_WHAT TO WORK ON_. In the records below, find each line holding the word "worden" and copy it.

_Document page data_.

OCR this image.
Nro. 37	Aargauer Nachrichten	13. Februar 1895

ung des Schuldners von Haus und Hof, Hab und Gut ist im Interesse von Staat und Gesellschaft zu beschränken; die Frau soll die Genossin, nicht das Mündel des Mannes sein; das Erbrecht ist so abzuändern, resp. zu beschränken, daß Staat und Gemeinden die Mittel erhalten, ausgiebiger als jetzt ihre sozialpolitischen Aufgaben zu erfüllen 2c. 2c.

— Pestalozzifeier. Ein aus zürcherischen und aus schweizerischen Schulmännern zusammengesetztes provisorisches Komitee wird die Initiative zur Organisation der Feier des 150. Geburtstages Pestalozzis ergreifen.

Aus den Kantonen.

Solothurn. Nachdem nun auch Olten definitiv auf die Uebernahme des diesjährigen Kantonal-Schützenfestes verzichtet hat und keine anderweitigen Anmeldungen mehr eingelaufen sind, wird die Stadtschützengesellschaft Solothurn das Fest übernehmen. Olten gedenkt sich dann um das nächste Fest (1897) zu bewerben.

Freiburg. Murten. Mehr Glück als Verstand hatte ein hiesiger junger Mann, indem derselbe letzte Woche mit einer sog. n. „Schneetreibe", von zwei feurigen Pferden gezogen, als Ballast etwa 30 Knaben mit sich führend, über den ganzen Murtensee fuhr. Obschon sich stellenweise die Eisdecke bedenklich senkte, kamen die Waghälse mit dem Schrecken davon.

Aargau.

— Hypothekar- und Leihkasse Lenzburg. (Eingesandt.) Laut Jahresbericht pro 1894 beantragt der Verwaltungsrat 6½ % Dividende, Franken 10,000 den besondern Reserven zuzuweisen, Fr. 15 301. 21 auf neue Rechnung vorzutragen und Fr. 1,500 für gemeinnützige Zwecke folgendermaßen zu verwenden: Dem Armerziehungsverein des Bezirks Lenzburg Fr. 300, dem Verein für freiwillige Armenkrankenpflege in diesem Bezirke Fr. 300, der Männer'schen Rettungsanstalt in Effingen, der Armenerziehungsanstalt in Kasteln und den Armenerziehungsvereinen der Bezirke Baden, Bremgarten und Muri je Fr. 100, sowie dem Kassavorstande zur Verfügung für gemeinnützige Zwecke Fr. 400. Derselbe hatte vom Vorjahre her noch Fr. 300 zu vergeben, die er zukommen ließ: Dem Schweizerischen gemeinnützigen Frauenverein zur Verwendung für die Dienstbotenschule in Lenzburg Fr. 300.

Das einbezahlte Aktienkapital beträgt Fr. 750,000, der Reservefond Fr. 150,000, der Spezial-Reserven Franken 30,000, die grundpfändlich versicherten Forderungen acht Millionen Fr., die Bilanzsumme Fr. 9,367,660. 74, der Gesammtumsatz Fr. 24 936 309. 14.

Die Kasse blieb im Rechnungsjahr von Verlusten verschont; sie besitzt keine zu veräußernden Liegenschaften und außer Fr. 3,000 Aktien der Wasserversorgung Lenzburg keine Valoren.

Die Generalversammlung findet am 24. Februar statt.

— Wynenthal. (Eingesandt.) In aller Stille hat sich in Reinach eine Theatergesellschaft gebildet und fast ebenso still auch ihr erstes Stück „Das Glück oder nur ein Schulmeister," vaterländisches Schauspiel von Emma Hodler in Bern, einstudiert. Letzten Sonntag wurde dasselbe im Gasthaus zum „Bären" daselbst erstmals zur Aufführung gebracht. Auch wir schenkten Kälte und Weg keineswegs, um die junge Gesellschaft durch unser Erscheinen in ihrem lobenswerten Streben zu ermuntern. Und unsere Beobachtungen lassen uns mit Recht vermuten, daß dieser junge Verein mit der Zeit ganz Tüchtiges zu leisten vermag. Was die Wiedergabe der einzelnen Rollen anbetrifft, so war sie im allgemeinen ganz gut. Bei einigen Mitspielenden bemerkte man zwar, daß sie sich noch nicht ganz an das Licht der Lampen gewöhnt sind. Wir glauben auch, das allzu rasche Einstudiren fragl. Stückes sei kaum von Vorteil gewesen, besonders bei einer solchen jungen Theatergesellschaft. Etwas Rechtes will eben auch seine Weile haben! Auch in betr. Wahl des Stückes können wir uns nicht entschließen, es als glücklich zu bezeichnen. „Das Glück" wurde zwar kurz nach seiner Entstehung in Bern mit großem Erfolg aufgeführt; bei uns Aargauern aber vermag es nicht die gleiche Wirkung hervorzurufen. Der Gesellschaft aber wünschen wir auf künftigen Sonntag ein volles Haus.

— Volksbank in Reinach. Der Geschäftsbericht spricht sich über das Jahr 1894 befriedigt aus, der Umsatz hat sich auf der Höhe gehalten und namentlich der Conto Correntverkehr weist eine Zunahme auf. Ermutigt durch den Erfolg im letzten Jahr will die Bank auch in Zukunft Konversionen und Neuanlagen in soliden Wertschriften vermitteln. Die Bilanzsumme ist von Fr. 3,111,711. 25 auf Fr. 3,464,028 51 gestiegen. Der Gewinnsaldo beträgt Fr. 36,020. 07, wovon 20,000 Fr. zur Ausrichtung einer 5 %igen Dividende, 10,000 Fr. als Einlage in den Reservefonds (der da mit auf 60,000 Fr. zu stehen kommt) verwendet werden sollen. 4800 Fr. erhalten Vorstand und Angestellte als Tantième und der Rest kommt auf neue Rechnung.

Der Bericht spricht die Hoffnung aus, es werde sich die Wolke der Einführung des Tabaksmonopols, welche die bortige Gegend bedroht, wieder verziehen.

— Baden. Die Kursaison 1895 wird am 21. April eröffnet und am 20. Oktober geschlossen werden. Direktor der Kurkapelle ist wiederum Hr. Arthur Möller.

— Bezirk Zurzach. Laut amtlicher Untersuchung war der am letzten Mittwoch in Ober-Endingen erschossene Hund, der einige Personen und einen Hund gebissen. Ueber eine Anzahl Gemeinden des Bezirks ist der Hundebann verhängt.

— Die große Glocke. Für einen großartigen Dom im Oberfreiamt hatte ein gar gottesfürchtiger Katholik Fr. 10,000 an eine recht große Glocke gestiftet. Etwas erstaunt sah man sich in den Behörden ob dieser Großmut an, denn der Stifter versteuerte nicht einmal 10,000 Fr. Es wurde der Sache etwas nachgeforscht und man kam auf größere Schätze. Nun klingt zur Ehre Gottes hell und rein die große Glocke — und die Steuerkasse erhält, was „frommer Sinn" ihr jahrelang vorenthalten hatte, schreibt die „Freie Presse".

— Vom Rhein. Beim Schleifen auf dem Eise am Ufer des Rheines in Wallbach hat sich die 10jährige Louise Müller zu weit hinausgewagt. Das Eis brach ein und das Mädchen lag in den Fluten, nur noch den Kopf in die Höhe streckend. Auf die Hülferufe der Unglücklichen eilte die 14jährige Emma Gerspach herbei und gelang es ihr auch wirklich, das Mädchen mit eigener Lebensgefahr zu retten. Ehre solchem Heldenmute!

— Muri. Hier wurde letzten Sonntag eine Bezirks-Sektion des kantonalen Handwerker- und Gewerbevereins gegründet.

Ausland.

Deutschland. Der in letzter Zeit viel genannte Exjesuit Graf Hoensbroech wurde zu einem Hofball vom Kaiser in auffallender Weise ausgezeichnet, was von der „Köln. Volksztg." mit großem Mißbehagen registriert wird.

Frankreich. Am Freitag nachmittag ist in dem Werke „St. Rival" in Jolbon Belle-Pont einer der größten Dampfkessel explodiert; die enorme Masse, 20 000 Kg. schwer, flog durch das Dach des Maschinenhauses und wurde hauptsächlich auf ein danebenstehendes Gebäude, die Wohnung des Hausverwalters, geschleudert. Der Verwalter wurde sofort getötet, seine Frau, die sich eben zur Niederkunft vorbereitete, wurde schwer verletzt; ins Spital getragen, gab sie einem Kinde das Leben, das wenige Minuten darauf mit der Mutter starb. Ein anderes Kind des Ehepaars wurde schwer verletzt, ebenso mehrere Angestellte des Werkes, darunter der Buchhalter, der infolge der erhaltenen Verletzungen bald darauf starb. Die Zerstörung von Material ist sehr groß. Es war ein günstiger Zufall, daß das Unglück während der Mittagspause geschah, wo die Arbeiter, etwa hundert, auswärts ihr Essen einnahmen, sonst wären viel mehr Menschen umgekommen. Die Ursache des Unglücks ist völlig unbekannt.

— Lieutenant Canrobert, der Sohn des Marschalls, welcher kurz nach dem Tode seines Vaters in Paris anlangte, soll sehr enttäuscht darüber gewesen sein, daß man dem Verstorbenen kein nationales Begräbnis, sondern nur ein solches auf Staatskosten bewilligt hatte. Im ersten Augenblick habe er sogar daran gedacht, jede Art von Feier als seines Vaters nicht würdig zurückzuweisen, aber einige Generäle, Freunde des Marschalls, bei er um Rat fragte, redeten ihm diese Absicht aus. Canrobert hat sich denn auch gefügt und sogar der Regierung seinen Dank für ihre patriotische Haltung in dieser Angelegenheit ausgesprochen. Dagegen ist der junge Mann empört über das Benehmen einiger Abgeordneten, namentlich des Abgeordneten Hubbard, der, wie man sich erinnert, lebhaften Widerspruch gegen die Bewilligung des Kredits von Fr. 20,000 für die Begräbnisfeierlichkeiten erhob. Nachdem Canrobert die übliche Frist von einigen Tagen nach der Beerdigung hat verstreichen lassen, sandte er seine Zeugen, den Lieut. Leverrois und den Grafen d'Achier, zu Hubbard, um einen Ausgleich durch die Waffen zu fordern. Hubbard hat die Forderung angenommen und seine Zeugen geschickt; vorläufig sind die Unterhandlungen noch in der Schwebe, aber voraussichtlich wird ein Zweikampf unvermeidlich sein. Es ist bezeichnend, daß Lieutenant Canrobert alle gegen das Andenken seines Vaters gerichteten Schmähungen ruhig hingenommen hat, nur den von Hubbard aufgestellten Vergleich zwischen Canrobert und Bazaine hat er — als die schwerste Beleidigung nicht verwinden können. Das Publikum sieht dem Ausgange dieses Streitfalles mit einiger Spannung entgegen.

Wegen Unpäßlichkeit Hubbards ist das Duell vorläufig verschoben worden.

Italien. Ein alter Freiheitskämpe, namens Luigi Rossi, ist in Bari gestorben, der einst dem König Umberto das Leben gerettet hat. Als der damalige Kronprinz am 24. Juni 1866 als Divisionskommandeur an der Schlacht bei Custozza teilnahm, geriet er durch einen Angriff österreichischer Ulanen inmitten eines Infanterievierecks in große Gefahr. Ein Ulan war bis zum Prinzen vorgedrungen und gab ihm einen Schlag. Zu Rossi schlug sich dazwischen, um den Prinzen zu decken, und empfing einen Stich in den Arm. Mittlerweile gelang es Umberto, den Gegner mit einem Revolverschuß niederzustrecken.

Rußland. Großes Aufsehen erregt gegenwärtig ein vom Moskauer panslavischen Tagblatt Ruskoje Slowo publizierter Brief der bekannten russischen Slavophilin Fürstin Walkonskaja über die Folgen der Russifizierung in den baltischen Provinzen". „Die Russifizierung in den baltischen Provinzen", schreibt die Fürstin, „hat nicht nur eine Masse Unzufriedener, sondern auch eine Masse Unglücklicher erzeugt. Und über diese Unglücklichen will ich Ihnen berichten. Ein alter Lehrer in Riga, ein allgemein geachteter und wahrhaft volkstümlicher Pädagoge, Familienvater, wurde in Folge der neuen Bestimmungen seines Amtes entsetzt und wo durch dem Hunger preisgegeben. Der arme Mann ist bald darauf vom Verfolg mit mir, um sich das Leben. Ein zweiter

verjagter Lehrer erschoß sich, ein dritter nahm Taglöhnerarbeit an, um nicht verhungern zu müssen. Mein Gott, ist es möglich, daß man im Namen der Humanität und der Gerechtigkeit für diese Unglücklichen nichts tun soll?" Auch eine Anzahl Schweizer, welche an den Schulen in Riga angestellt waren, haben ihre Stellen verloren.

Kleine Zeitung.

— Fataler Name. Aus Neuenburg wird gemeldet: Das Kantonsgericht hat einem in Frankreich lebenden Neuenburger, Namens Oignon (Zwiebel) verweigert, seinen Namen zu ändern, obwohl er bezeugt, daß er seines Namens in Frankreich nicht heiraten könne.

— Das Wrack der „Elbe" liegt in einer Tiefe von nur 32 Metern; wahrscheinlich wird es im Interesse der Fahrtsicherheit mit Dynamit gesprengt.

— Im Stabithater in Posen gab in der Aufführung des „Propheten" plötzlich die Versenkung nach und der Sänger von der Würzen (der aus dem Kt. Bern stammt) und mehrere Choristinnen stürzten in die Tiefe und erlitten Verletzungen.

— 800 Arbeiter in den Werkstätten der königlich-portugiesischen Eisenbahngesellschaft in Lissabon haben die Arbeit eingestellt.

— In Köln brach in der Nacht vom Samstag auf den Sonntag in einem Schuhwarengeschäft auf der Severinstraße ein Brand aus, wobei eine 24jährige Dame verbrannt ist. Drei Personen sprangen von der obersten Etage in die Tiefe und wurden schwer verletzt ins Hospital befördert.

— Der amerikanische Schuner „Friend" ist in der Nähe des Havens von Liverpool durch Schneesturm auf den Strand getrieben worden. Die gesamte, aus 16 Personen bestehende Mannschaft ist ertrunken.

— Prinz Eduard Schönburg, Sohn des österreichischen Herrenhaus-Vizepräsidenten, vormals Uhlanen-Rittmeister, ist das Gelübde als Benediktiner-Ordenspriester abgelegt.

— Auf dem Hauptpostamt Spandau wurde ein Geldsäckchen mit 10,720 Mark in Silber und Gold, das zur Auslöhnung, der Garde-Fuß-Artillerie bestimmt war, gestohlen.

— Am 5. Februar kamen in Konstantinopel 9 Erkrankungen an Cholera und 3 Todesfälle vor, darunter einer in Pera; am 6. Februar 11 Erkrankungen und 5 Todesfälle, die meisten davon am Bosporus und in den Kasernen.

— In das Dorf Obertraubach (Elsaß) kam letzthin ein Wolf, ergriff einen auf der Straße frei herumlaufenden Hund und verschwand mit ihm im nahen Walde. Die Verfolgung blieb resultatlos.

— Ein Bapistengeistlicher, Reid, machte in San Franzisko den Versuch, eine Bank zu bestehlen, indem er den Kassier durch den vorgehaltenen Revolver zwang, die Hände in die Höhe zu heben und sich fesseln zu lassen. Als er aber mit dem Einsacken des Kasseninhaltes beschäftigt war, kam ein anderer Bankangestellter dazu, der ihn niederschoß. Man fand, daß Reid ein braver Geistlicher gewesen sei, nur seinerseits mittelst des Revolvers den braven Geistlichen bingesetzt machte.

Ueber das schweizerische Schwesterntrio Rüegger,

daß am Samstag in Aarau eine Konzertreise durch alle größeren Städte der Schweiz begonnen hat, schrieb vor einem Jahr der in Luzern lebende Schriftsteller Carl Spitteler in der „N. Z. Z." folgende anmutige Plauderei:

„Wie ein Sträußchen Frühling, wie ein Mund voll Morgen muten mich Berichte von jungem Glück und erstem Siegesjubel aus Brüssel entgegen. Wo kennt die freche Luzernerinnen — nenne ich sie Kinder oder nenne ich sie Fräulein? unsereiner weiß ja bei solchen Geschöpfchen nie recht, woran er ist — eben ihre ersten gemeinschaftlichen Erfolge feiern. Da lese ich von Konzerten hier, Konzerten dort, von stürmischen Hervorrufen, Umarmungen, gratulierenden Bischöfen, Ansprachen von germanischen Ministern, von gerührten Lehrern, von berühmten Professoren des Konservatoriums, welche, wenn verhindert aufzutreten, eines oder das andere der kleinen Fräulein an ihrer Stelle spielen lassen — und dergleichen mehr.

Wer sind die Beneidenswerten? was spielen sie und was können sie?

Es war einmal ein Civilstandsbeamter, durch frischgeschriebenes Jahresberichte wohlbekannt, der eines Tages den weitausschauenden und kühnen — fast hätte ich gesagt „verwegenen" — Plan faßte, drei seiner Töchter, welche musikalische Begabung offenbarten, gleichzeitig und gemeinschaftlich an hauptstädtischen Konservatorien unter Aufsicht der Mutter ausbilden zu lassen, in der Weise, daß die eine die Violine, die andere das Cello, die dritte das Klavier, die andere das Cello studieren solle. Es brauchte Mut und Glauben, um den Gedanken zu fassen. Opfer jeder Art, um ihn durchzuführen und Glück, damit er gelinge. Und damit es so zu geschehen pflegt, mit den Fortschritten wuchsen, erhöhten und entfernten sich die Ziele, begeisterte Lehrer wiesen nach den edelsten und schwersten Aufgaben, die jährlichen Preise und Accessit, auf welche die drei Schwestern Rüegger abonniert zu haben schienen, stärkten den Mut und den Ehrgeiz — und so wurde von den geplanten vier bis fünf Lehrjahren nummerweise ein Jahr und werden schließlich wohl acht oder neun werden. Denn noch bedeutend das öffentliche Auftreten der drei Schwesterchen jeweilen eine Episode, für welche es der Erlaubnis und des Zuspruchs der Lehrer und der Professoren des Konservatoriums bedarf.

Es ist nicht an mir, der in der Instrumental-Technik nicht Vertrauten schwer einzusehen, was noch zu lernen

_THE ANSWER_.
Wegen Unpäßlichkeit Hubbards ist das Duell vorläufig verschoben worden.
— Der amerikanische Schuner „Friend" ist in der Nähe des Havens von Liverpool durch Schneesturm auf den Strand getrieben worden. Die gesamte, aus 16 Personen bestehende Mannschaft ist ertrunken.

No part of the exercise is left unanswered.